- [Exercise task]
Transcribe all the entries word for word, but omit the images.

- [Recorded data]
* START *
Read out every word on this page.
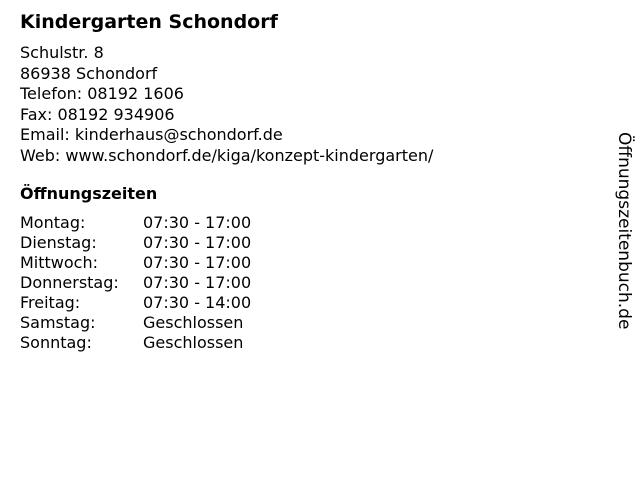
Kindergarten Schondorf
Schulstr. 8
86938 Schondorf
Telefon: 08192 1606
Fax: 08192 934906
Email: kinderhaus@schondorf.de
Web: www.schondorf.de/kiga/konzept-kindergarten/
Öffnungszeiten
Montag:	07:30 - 17:00
Dienstag:	07:30 - 17:00
Mittwoch:	07:30 - 17:00
Donnerstag:	07:30 - 17:00
Freitag:	07:30 - 14:00
Samstag:	Geschlossen
Sonntag:	Geschlossen
Öffnungszeitenbuch.de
* END *
- [Full answer]
Read out every word on this page.
Kindergarten Schondorf
Schulstr. 8
86938 Schondorf
Telefon: 08192 1606
Fax: 08192 934906
Email: kinderhaus@schondorf.de
Web: www.schondorf.de/kiga/konzept-kindergarten/
Öffnungszeiten
Montag:	07:30 - 17:00
Dienstag:	07:30 - 17:00
Mittwoch:	07:30 - 17:00
Donnerstag:	07:30 - 17:00
Freitag:	07:30 - 14:00
Samstag:	Geschlossen
Sonntag:	Geschlossen
Öffnungszeitenbuch.de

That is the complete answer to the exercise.